Requirement -
Repeat the listing exactly as given, omitting every image.

[Dataset entries]
========================================
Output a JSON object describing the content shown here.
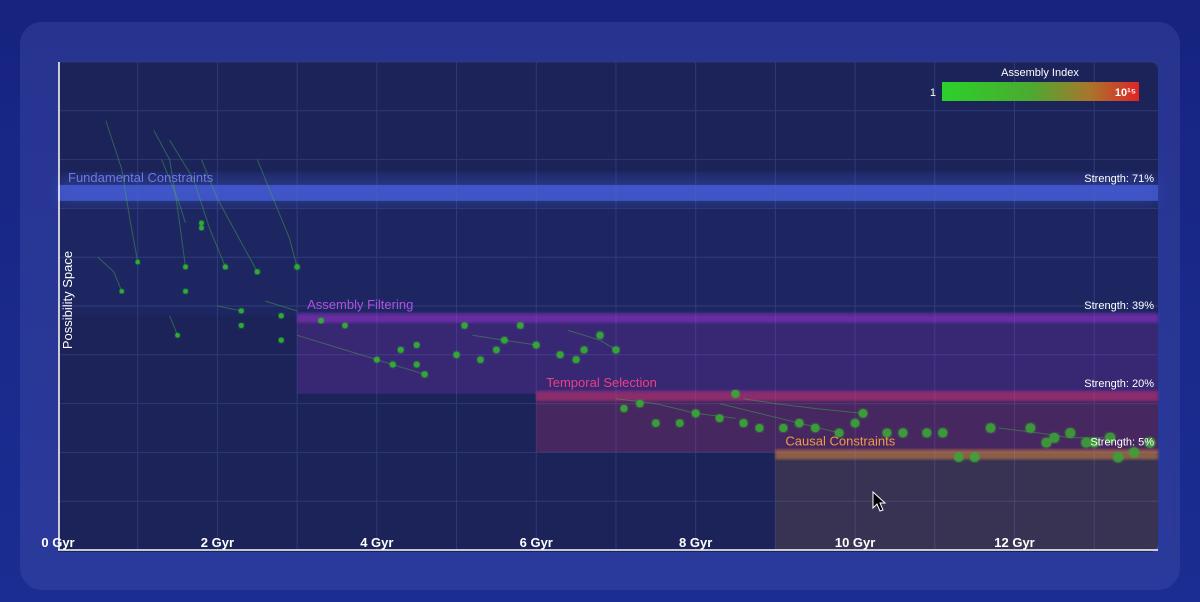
{
  "chart_data": {
    "type": "scatter",
    "title": "",
    "xlabel": "",
    "ylabel": "Possibility Space",
    "x_unit": "Gyr",
    "x_ticks": [
      {
        "value": 0,
        "label": "0 Gyr"
      },
      {
        "value": 2,
        "label": "2 Gyr"
      },
      {
        "value": 4,
        "label": "4 Gyr"
      },
      {
        "value": 6,
        "label": "6 Gyr"
      },
      {
        "value": 8,
        "label": "8 Gyr"
      },
      {
        "value": 10,
        "label": "10 Gyr"
      },
      {
        "value": 12,
        "label": "12 Gyr"
      }
    ],
    "xlim": [
      0,
      13.8
    ],
    "ylim": [
      0,
      100
    ],
    "grid": true,
    "legend": {
      "title": "Assembly Index",
      "min_label": "1",
      "max_label": "10¹⁵",
      "colors": [
        "#2bd12b",
        "#e02525"
      ],
      "placement": "top-right"
    },
    "bands": [
      {
        "name": "Fundamental Constraints",
        "strength_label": "Strength: 71%",
        "strength": 71,
        "x_start": 0,
        "y": 74,
        "color": "#4a64e6"
      },
      {
        "name": "Assembly Filtering",
        "strength_label": "Strength: 39%",
        "strength": 39,
        "x_start": 3,
        "y": 48,
        "color": "#a035d8"
      },
      {
        "name": "Temporal Selection",
        "strength_label": "Strength: 20%",
        "strength": 20,
        "x_start": 6,
        "y": 32,
        "color": "#e0357a"
      },
      {
        "name": "Causal Constraints",
        "strength_label": "Strength: 5%",
        "strength": 5,
        "x_start": 9,
        "y": 20,
        "color": "#f0923a"
      }
    ],
    "points": [
      {
        "x": 1.0,
        "y": 59
      },
      {
        "x": 1.6,
        "y": 58
      },
      {
        "x": 2.1,
        "y": 58
      },
      {
        "x": 2.5,
        "y": 57
      },
      {
        "x": 3.0,
        "y": 58
      },
      {
        "x": 0.8,
        "y": 53
      },
      {
        "x": 1.6,
        "y": 53
      },
      {
        "x": 1.8,
        "y": 67
      },
      {
        "x": 1.8,
        "y": 66
      },
      {
        "x": 1.5,
        "y": 44
      },
      {
        "x": 2.3,
        "y": 46
      },
      {
        "x": 2.3,
        "y": 49
      },
      {
        "x": 2.8,
        "y": 48
      },
      {
        "x": 2.8,
        "y": 43
      },
      {
        "x": 3.3,
        "y": 47
      },
      {
        "x": 3.6,
        "y": 46
      },
      {
        "x": 4.0,
        "y": 39
      },
      {
        "x": 4.2,
        "y": 38
      },
      {
        "x": 4.3,
        "y": 41
      },
      {
        "x": 4.5,
        "y": 38
      },
      {
        "x": 4.6,
        "y": 36
      },
      {
        "x": 4.5,
        "y": 42
      },
      {
        "x": 5.0,
        "y": 40
      },
      {
        "x": 5.3,
        "y": 39
      },
      {
        "x": 5.1,
        "y": 46
      },
      {
        "x": 5.5,
        "y": 41
      },
      {
        "x": 5.6,
        "y": 43
      },
      {
        "x": 5.8,
        "y": 46
      },
      {
        "x": 6.0,
        "y": 42
      },
      {
        "x": 6.3,
        "y": 40
      },
      {
        "x": 6.5,
        "y": 39
      },
      {
        "x": 6.6,
        "y": 41
      },
      {
        "x": 6.8,
        "y": 44
      },
      {
        "x": 7.0,
        "y": 41
      },
      {
        "x": 7.1,
        "y": 29
      },
      {
        "x": 7.3,
        "y": 30
      },
      {
        "x": 7.5,
        "y": 26
      },
      {
        "x": 7.8,
        "y": 26
      },
      {
        "x": 8.0,
        "y": 28
      },
      {
        "x": 8.3,
        "y": 27
      },
      {
        "x": 8.5,
        "y": 32
      },
      {
        "x": 8.6,
        "y": 26
      },
      {
        "x": 8.8,
        "y": 25
      },
      {
        "x": 9.1,
        "y": 25
      },
      {
        "x": 9.3,
        "y": 26
      },
      {
        "x": 9.5,
        "y": 25
      },
      {
        "x": 9.8,
        "y": 24
      },
      {
        "x": 10.0,
        "y": 26
      },
      {
        "x": 10.1,
        "y": 28
      },
      {
        "x": 10.4,
        "y": 24
      },
      {
        "x": 10.6,
        "y": 24
      },
      {
        "x": 10.9,
        "y": 24
      },
      {
        "x": 11.1,
        "y": 24
      },
      {
        "x": 11.3,
        "y": 19
      },
      {
        "x": 11.5,
        "y": 19
      },
      {
        "x": 11.7,
        "y": 25
      },
      {
        "x": 12.2,
        "y": 25
      },
      {
        "x": 12.4,
        "y": 22
      },
      {
        "x": 12.5,
        "y": 23
      },
      {
        "x": 12.7,
        "y": 24
      },
      {
        "x": 12.9,
        "y": 22
      },
      {
        "x": 13.0,
        "y": 22
      },
      {
        "x": 13.2,
        "y": 23
      },
      {
        "x": 13.3,
        "y": 19
      },
      {
        "x": 13.5,
        "y": 20
      },
      {
        "x": 13.7,
        "y": 22
      }
    ],
    "trails": [
      {
        "x": [
          0.6,
          0.8,
          0.9,
          1.0
        ],
        "y": [
          88,
          78,
          68,
          59
        ]
      },
      {
        "x": [
          1.2,
          1.4,
          1.5,
          1.6
        ],
        "y": [
          86,
          80,
          70,
          58
        ]
      },
      {
        "x": [
          1.4,
          1.7,
          1.9,
          2.1
        ],
        "y": [
          84,
          76,
          66,
          58
        ]
      },
      {
        "x": [
          1.8,
          2.0,
          2.3,
          2.5
        ],
        "y": [
          80,
          72,
          63,
          57
        ]
      },
      {
        "x": [
          2.5,
          2.7,
          2.9,
          3.0
        ],
        "y": [
          80,
          72,
          64,
          58
        ]
      },
      {
        "x": [
          0.5,
          0.7,
          0.8
        ],
        "y": [
          60,
          57,
          53
        ]
      },
      {
        "x": [
          1.3,
          1.5,
          1.6
        ],
        "y": [
          80,
          72,
          67
        ]
      },
      {
        "x": [
          1.4,
          1.5
        ],
        "y": [
          48,
          44
        ]
      },
      {
        "x": [
          2.0,
          2.3
        ],
        "y": [
          50,
          49
        ]
      },
      {
        "x": [
          2.6,
          3.0
        ],
        "y": [
          51,
          49
        ]
      },
      {
        "x": [
          3.0,
          3.6,
          4.2,
          4.6
        ],
        "y": [
          44,
          41,
          38,
          36
        ]
      },
      {
        "x": [
          5.2,
          5.6,
          6.0
        ],
        "y": [
          44,
          43,
          42
        ]
      },
      {
        "x": [
          6.4,
          6.8,
          7.0
        ],
        "y": [
          45,
          43,
          41
        ]
      },
      {
        "x": [
          7.0,
          7.5,
          8.0,
          8.5
        ],
        "y": [
          31,
          30,
          28,
          27
        ]
      },
      {
        "x": [
          8.3,
          8.8,
          9.3,
          9.8
        ],
        "y": [
          30,
          28,
          26,
          24
        ]
      },
      {
        "x": [
          8.6,
          9.0,
          9.5,
          10.1
        ],
        "y": [
          31,
          30,
          29,
          28
        ]
      },
      {
        "x": [
          11.8,
          12.3,
          12.7,
          13.2
        ],
        "y": [
          25,
          24,
          23,
          23
        ]
      }
    ]
  }
}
========================================
Result of the task -
Output a JSON object describing the content shown here.
{
  "chart_data": {
    "type": "scatter",
    "title": "",
    "xlabel": "",
    "ylabel": "Possibility Space",
    "x_unit": "Gyr",
    "x_ticks": [
      {
        "value": 0,
        "label": "0 Gyr"
      },
      {
        "value": 2,
        "label": "2 Gyr"
      },
      {
        "value": 4,
        "label": "4 Gyr"
      },
      {
        "value": 6,
        "label": "6 Gyr"
      },
      {
        "value": 8,
        "label": "8 Gyr"
      },
      {
        "value": 10,
        "label": "10 Gyr"
      },
      {
        "value": 12,
        "label": "12 Gyr"
      }
    ],
    "xlim": [
      0,
      13.8
    ],
    "ylim": [
      0,
      100
    ],
    "grid": true,
    "legend": {
      "title": "Assembly Index",
      "min_label": "1",
      "max_label": "10¹⁵",
      "colors": [
        "#2bd12b",
        "#e02525"
      ],
      "placement": "top-right"
    },
    "bands": [
      {
        "name": "Fundamental Constraints",
        "strength_label": "Strength: 71%",
        "strength": 71,
        "x_start": 0,
        "y": 74,
        "color": "#4a64e6"
      },
      {
        "name": "Assembly Filtering",
        "strength_label": "Strength: 39%",
        "strength": 39,
        "x_start": 3,
        "y": 48,
        "color": "#a035d8"
      },
      {
        "name": "Temporal Selection",
        "strength_label": "Strength: 20%",
        "strength": 20,
        "x_start": 6,
        "y": 32,
        "color": "#e0357a"
      },
      {
        "name": "Causal Constraints",
        "strength_label": "Strength: 5%",
        "strength": 5,
        "x_start": 9,
        "y": 20,
        "color": "#f0923a"
      }
    ],
    "points": [
      {
        "x": 1.0,
        "y": 59
      },
      {
        "x": 1.6,
        "y": 58
      },
      {
        "x": 2.1,
        "y": 58
      },
      {
        "x": 2.5,
        "y": 57
      },
      {
        "x": 3.0,
        "y": 58
      },
      {
        "x": 0.8,
        "y": 53
      },
      {
        "x": 1.6,
        "y": 53
      },
      {
        "x": 1.8,
        "y": 67
      },
      {
        "x": 1.8,
        "y": 66
      },
      {
        "x": 1.5,
        "y": 44
      },
      {
        "x": 2.3,
        "y": 46
      },
      {
        "x": 2.3,
        "y": 49
      },
      {
        "x": 2.8,
        "y": 48
      },
      {
        "x": 2.8,
        "y": 43
      },
      {
        "x": 3.3,
        "y": 47
      },
      {
        "x": 3.6,
        "y": 46
      },
      {
        "x": 4.0,
        "y": 39
      },
      {
        "x": 4.2,
        "y": 38
      },
      {
        "x": 4.3,
        "y": 41
      },
      {
        "x": 4.5,
        "y": 38
      },
      {
        "x": 4.6,
        "y": 36
      },
      {
        "x": 4.5,
        "y": 42
      },
      {
        "x": 5.0,
        "y": 40
      },
      {
        "x": 5.3,
        "y": 39
      },
      {
        "x": 5.1,
        "y": 46
      },
      {
        "x": 5.5,
        "y": 41
      },
      {
        "x": 5.6,
        "y": 43
      },
      {
        "x": 5.8,
        "y": 46
      },
      {
        "x": 6.0,
        "y": 42
      },
      {
        "x": 6.3,
        "y": 40
      },
      {
        "x": 6.5,
        "y": 39
      },
      {
        "x": 6.6,
        "y": 41
      },
      {
        "x": 6.8,
        "y": 44
      },
      {
        "x": 7.0,
        "y": 41
      },
      {
        "x": 7.1,
        "y": 29
      },
      {
        "x": 7.3,
        "y": 30
      },
      {
        "x": 7.5,
        "y": 26
      },
      {
        "x": 7.8,
        "y": 26
      },
      {
        "x": 8.0,
        "y": 28
      },
      {
        "x": 8.3,
        "y": 27
      },
      {
        "x": 8.5,
        "y": 32
      },
      {
        "x": 8.6,
        "y": 26
      },
      {
        "x": 8.8,
        "y": 25
      },
      {
        "x": 9.1,
        "y": 25
      },
      {
        "x": 9.3,
        "y": 26
      },
      {
        "x": 9.5,
        "y": 25
      },
      {
        "x": 9.8,
        "y": 24
      },
      {
        "x": 10.0,
        "y": 26
      },
      {
        "x": 10.1,
        "y": 28
      },
      {
        "x": 10.4,
        "y": 24
      },
      {
        "x": 10.6,
        "y": 24
      },
      {
        "x": 10.9,
        "y": 24
      },
      {
        "x": 11.1,
        "y": 24
      },
      {
        "x": 11.3,
        "y": 19
      },
      {
        "x": 11.5,
        "y": 19
      },
      {
        "x": 11.7,
        "y": 25
      },
      {
        "x": 12.2,
        "y": 25
      },
      {
        "x": 12.4,
        "y": 22
      },
      {
        "x": 12.5,
        "y": 23
      },
      {
        "x": 12.7,
        "y": 24
      },
      {
        "x": 12.9,
        "y": 22
      },
      {
        "x": 13.0,
        "y": 22
      },
      {
        "x": 13.2,
        "y": 23
      },
      {
        "x": 13.3,
        "y": 19
      },
      {
        "x": 13.5,
        "y": 20
      },
      {
        "x": 13.7,
        "y": 22
      }
    ],
    "trails": [
      {
        "x": [
          0.6,
          0.8,
          0.9,
          1.0
        ],
        "y": [
          88,
          78,
          68,
          59
        ]
      },
      {
        "x": [
          1.2,
          1.4,
          1.5,
          1.6
        ],
        "y": [
          86,
          80,
          70,
          58
        ]
      },
      {
        "x": [
          1.4,
          1.7,
          1.9,
          2.1
        ],
        "y": [
          84,
          76,
          66,
          58
        ]
      },
      {
        "x": [
          1.8,
          2.0,
          2.3,
          2.5
        ],
        "y": [
          80,
          72,
          63,
          57
        ]
      },
      {
        "x": [
          2.5,
          2.7,
          2.9,
          3.0
        ],
        "y": [
          80,
          72,
          64,
          58
        ]
      },
      {
        "x": [
          0.5,
          0.7,
          0.8
        ],
        "y": [
          60,
          57,
          53
        ]
      },
      {
        "x": [
          1.3,
          1.5,
          1.6
        ],
        "y": [
          80,
          72,
          67
        ]
      },
      {
        "x": [
          1.4,
          1.5
        ],
        "y": [
          48,
          44
        ]
      },
      {
        "x": [
          2.0,
          2.3
        ],
        "y": [
          50,
          49
        ]
      },
      {
        "x": [
          2.6,
          3.0
        ],
        "y": [
          51,
          49
        ]
      },
      {
        "x": [
          3.0,
          3.6,
          4.2,
          4.6
        ],
        "y": [
          44,
          41,
          38,
          36
        ]
      },
      {
        "x": [
          5.2,
          5.6,
          6.0
        ],
        "y": [
          44,
          43,
          42
        ]
      },
      {
        "x": [
          6.4,
          6.8,
          7.0
        ],
        "y": [
          45,
          43,
          41
        ]
      },
      {
        "x": [
          7.0,
          7.5,
          8.0,
          8.5
        ],
        "y": [
          31,
          30,
          28,
          27
        ]
      },
      {
        "x": [
          8.3,
          8.8,
          9.3,
          9.8
        ],
        "y": [
          30,
          28,
          26,
          24
        ]
      },
      {
        "x": [
          8.6,
          9.0,
          9.5,
          10.1
        ],
        "y": [
          31,
          30,
          29,
          28
        ]
      },
      {
        "x": [
          11.8,
          12.3,
          12.7,
          13.2
        ],
        "y": [
          25,
          24,
          23,
          23
        ]
      }
    ]
  }
}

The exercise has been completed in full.